- _Task to carry out_: Return every record verbatim.

- _Task inputs_:
══════════════════════════════

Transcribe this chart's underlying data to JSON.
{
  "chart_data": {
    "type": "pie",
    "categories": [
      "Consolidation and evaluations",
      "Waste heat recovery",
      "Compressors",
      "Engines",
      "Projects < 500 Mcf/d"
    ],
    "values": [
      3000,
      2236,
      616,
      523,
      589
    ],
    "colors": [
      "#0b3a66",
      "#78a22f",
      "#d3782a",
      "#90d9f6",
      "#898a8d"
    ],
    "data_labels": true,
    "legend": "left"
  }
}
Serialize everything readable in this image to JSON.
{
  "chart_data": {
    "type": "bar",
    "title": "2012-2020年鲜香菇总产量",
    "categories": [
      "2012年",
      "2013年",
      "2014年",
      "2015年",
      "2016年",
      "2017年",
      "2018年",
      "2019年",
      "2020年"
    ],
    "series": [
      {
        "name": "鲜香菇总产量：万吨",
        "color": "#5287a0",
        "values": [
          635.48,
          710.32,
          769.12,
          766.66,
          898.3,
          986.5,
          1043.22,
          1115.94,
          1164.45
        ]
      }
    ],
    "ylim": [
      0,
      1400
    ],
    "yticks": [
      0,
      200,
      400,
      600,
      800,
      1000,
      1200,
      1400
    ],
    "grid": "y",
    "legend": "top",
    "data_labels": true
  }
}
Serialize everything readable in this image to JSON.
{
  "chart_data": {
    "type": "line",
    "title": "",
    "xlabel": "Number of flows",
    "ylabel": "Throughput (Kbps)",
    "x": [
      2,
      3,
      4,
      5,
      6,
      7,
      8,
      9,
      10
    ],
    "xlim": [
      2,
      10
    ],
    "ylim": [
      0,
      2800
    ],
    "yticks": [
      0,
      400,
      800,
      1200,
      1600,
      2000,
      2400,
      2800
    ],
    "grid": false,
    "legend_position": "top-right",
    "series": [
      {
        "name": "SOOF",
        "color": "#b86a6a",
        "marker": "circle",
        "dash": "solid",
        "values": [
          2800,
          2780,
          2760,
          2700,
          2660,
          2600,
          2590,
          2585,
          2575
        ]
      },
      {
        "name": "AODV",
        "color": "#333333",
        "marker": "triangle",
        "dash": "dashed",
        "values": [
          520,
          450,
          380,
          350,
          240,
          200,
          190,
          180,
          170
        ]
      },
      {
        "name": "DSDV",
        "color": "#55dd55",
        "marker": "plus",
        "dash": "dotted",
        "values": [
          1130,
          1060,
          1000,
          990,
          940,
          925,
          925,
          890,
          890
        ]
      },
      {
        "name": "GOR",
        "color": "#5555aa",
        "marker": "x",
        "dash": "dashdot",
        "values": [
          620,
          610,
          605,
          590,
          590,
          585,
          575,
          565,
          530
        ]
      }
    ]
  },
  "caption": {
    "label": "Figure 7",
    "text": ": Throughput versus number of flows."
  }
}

══════════════════════════════

- _Exercise solution_:
Transcribe this chart's underlying data to JSON.
{
  "chart_data": {
    "type": "pie",
    "categories": [
      "Consolidation and evaluations",
      "Waste heat recovery",
      "Compressors",
      "Engines",
      "Projects < 500 Mcf/d"
    ],
    "values": [
      3000,
      2236,
      616,
      523,
      589
    ],
    "colors": [
      "#0b3a66",
      "#78a22f",
      "#d3782a",
      "#90d9f6",
      "#898a8d"
    ],
    "data_labels": true,
    "legend": "left"
  }
}
Serialize everything readable in this image to JSON.
{
  "chart_data": {
    "type": "bar",
    "title": "2012-2020年鲜香菇总产量",
    "categories": [
      "2012年",
      "2013年",
      "2014年",
      "2015年",
      "2016年",
      "2017年",
      "2018年",
      "2019年",
      "2020年"
    ],
    "series": [
      {
        "name": "鲜香菇总产量：万吨",
        "color": "#5287a0",
        "values": [
          635.48,
          710.32,
          769.12,
          766.66,
          898.3,
          986.5,
          1043.22,
          1115.94,
          1164.45
        ]
      }
    ],
    "ylim": [
      0,
      1400
    ],
    "yticks": [
      0,
      200,
      400,
      600,
      800,
      1000,
      1200,
      1400
    ],
    "grid": "y",
    "legend": "top",
    "data_labels": true
  }
}
Serialize everything readable in this image to JSON.
{
  "chart_data": {
    "type": "line",
    "title": "",
    "xlabel": "Number of flows",
    "ylabel": "Throughput (Kbps)",
    "x": [
      2,
      3,
      4,
      5,
      6,
      7,
      8,
      9,
      10
    ],
    "xlim": [
      2,
      10
    ],
    "ylim": [
      0,
      2800
    ],
    "yticks": [
      0,
      400,
      800,
      1200,
      1600,
      2000,
      2400,
      2800
    ],
    "grid": false,
    "legend_position": "top-right",
    "series": [
      {
        "name": "SOOF",
        "color": "#b86a6a",
        "marker": "circle",
        "dash": "solid",
        "values": [
          2800,
          2780,
          2760,
          2700,
          2660,
          2600,
          2590,
          2585,
          2575
        ]
      },
      {
        "name": "AODV",
        "color": "#333333",
        "marker": "triangle",
        "dash": "dashed",
        "values": [
          520,
          450,
          380,
          350,
          240,
          200,
          190,
          180,
          170
        ]
      },
      {
        "name": "DSDV",
        "color": "#55dd55",
        "marker": "plus",
        "dash": "dotted",
        "values": [
          1130,
          1060,
          1000,
          990,
          940,
          925,
          925,
          890,
          890
        ]
      },
      {
        "name": "GOR",
        "color": "#5555aa",
        "marker": "x",
        "dash": "dashdot",
        "values": [
          620,
          610,
          605,
          590,
          590,
          585,
          575,
          565,
          530
        ]
      }
    ]
  },
  "caption": {
    "label": "Figure 7",
    "text": ": Throughput versus number of flows."
  }
}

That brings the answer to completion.